WHAT TO DO
Gather from the material every line that contains the string "туған".

— Start RECORD SET —

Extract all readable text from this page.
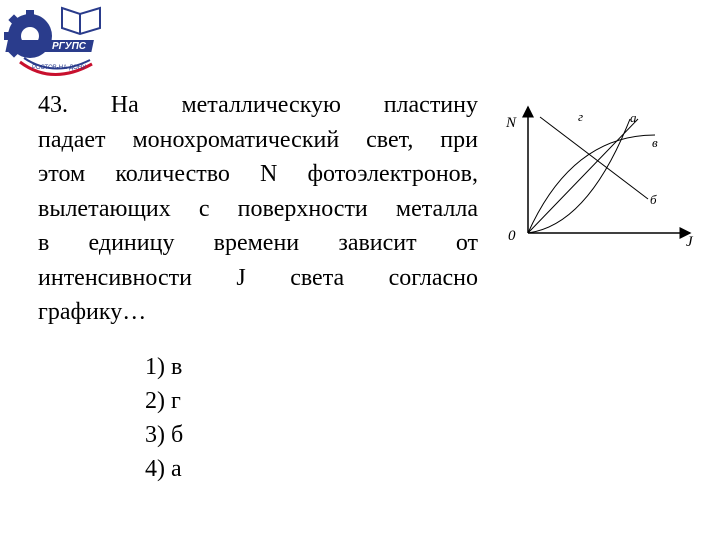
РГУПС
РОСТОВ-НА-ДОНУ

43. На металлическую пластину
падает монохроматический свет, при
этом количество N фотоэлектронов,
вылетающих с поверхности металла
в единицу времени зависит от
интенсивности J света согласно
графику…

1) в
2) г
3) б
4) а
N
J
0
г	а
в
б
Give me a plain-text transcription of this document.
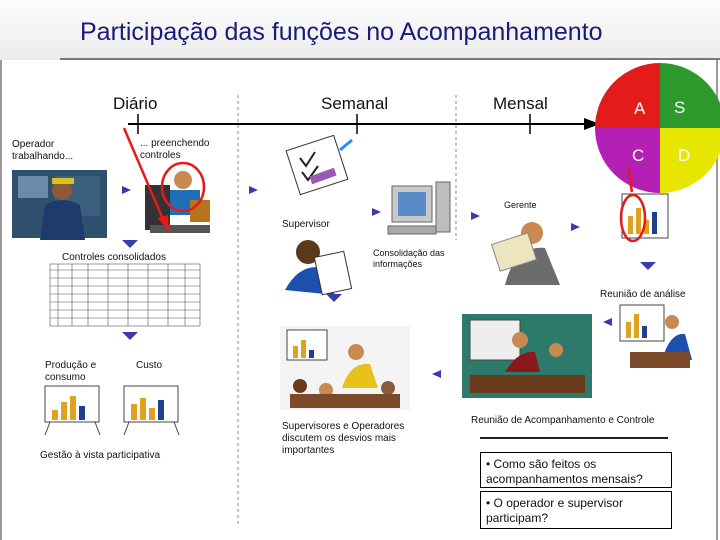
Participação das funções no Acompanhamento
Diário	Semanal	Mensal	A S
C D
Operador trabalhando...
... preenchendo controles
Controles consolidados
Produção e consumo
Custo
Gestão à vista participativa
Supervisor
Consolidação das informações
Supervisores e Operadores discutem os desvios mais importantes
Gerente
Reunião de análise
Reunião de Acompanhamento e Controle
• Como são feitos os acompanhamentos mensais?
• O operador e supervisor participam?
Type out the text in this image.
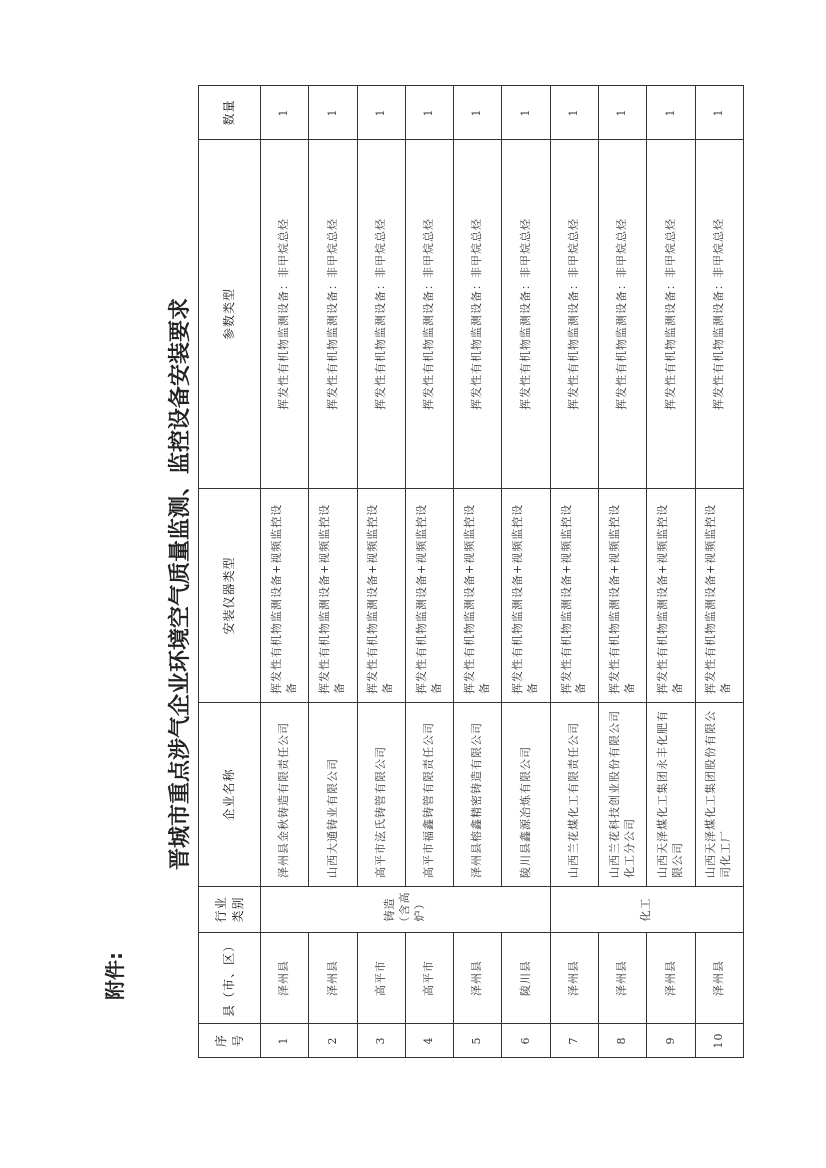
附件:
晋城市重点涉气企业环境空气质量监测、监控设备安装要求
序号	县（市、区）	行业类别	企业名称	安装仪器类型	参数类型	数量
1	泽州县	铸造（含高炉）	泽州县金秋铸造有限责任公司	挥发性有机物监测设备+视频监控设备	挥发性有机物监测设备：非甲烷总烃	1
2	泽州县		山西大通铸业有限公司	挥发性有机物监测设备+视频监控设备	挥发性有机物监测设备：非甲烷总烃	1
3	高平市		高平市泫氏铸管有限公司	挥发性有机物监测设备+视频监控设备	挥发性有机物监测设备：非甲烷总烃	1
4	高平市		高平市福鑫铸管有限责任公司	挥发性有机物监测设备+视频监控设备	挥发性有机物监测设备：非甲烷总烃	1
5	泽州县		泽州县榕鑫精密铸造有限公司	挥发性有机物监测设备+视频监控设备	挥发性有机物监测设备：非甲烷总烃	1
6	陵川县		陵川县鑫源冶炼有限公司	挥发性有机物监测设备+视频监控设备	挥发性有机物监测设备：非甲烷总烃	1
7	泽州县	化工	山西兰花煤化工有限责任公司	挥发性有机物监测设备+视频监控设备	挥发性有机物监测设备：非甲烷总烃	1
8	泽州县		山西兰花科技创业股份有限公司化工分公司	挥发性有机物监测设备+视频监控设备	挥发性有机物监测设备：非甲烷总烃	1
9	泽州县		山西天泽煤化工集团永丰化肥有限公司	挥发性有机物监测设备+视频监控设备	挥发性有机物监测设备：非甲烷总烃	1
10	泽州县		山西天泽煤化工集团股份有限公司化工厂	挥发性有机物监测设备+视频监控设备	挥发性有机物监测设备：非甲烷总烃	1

— End RECORD SET —
— Start RECORD SET —

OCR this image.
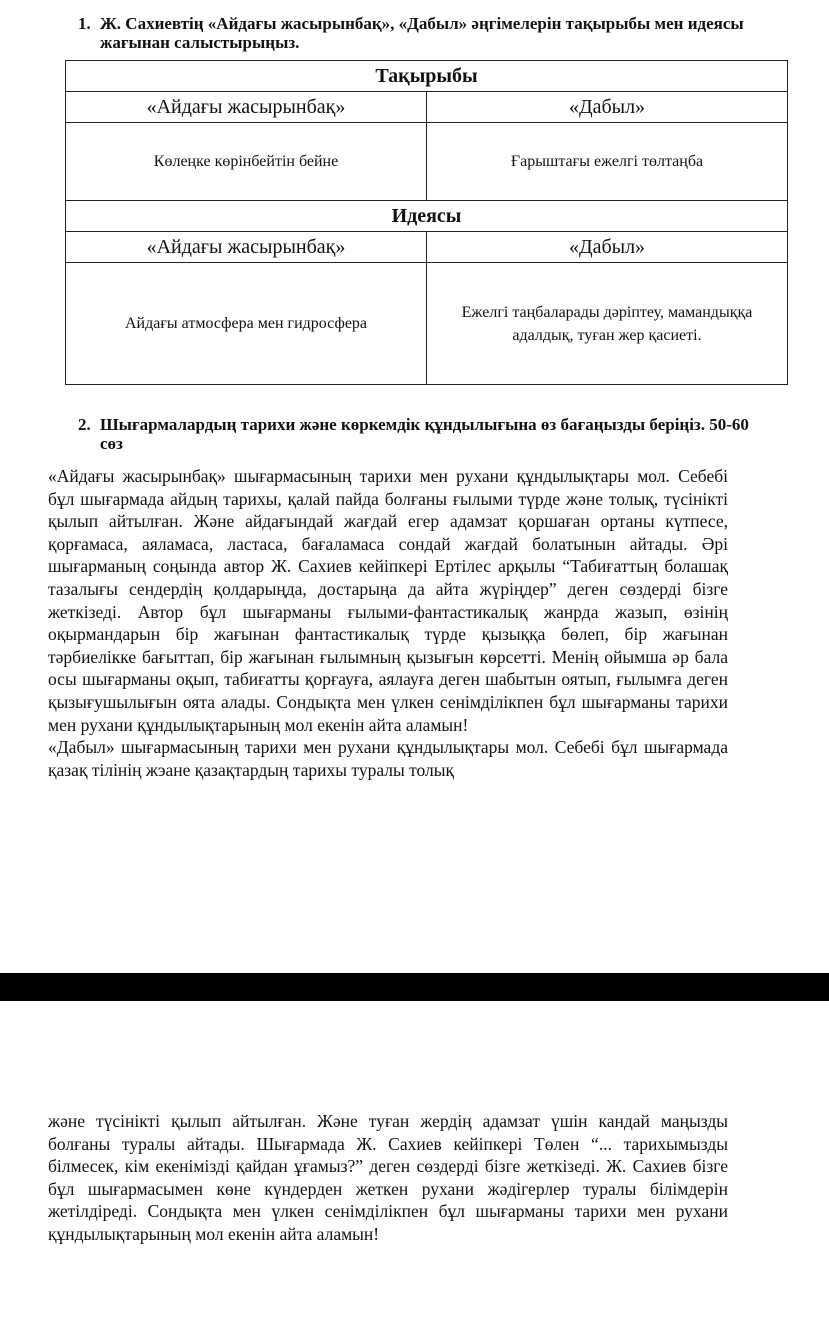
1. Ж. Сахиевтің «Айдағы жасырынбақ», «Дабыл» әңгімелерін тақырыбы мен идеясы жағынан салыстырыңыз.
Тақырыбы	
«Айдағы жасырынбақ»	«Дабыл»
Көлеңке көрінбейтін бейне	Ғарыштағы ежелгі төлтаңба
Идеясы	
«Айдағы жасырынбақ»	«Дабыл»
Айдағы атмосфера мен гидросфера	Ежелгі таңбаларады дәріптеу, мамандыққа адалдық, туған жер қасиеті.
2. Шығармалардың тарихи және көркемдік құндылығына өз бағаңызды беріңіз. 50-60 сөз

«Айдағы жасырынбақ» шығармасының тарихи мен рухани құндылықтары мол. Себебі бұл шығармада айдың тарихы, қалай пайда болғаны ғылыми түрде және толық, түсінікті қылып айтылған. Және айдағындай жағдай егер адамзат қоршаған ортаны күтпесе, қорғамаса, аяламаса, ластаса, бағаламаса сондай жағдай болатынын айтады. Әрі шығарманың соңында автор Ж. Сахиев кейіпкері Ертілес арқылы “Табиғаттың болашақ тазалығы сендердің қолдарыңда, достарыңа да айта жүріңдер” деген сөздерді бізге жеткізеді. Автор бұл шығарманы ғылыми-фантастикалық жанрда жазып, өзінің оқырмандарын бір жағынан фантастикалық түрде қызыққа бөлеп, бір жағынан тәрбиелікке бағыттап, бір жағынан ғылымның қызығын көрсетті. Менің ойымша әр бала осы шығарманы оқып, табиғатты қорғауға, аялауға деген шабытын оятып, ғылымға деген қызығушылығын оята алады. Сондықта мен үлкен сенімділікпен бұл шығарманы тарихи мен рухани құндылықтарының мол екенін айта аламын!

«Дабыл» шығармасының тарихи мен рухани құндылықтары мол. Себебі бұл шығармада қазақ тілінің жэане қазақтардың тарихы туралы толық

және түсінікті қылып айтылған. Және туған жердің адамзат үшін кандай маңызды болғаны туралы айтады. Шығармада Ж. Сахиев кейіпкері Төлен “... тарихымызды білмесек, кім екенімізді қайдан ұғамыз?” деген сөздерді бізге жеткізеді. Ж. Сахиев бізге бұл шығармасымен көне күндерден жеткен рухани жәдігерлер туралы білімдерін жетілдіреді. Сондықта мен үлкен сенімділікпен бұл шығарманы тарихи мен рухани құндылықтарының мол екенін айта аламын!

— End RECORD SET —
— Start RECORD SET —

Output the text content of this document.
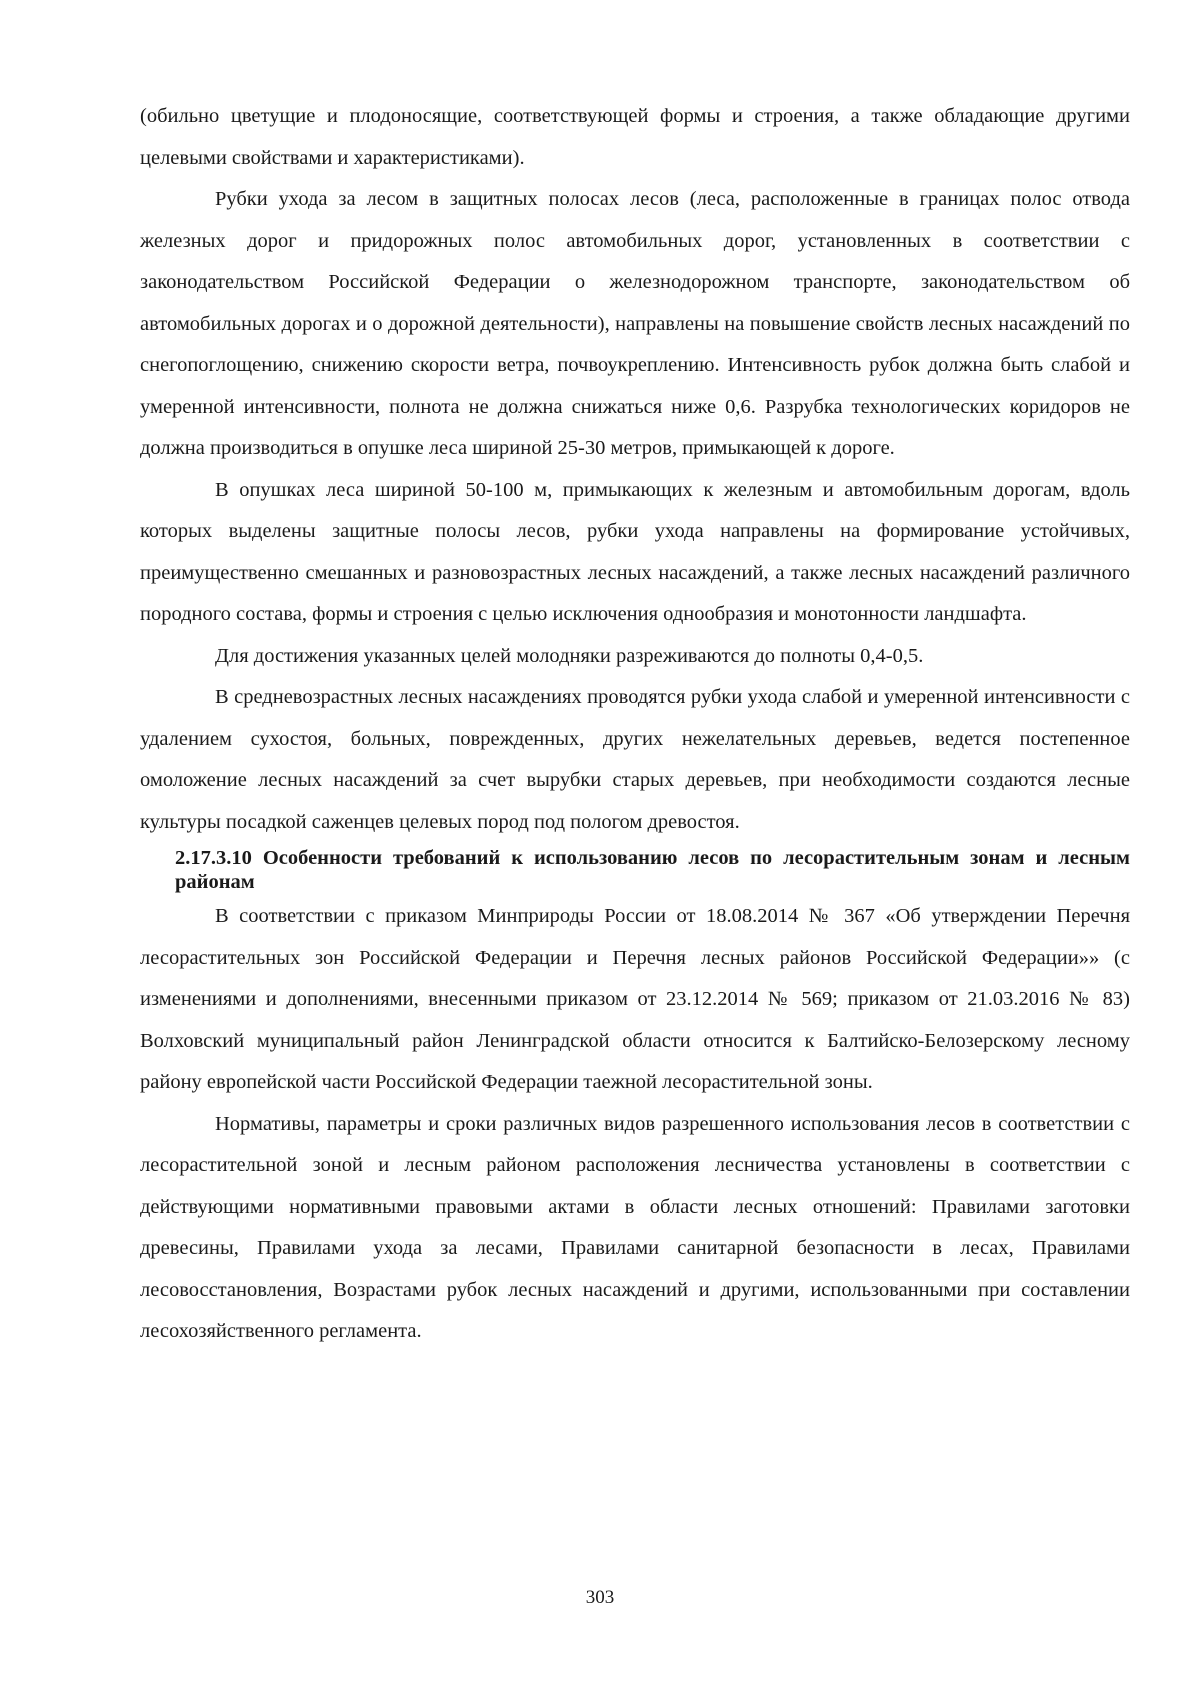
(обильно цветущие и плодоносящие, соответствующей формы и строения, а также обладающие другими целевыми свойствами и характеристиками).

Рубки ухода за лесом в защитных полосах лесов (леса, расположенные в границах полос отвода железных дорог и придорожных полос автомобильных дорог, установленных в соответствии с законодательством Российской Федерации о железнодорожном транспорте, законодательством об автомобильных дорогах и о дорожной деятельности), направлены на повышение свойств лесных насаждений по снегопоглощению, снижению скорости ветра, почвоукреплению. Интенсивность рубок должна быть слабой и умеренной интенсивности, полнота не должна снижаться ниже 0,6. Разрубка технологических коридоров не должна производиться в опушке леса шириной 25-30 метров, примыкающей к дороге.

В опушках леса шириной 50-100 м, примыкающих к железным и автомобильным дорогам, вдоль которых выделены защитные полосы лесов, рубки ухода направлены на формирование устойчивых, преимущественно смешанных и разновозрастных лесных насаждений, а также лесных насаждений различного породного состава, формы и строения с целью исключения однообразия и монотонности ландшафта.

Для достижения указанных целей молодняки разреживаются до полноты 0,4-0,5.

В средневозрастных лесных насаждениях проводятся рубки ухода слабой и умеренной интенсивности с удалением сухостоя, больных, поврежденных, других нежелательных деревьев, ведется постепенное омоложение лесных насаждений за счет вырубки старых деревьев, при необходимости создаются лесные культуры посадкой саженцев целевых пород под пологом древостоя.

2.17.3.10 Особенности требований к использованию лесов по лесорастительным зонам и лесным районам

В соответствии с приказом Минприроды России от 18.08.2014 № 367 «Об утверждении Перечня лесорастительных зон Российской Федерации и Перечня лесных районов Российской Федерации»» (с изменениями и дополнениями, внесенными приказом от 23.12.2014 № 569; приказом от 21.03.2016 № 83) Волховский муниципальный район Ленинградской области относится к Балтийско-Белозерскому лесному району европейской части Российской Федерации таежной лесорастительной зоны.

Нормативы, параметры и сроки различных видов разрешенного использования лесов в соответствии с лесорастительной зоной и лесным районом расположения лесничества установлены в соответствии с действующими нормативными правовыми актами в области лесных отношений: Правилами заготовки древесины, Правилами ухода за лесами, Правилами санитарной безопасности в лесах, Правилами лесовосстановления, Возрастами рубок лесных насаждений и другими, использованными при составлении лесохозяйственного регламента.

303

— End RECORD SET —

SOLUTION TO THIS PROBLEM
Айдағы атмосфера мен гидросфера	Ежелгі таңбаларады дәріптеу, мамандыққа адалдық, туған жер қасиеті.
және түсінікті қылып айтылған. Және туған жердің адамзат үшін кандай маңызды болғаны туралы айтады. Шығармада Ж. Сахиев кейіпкері Төлен “... тарихымызды білмесек, кім екенімізді қайдан ұғамыз?” деген сөздерді бізге жеткізеді. Ж. Сахиев бізге бұл шығармасымен көне күндерден жеткен рухани жәдігерлер туралы білімдерін жетілдіреді. Сондықта мен үлкен сенімділікпен бұл шығарманы тарихи мен рухани құндылықтарының мол екенін айта аламын!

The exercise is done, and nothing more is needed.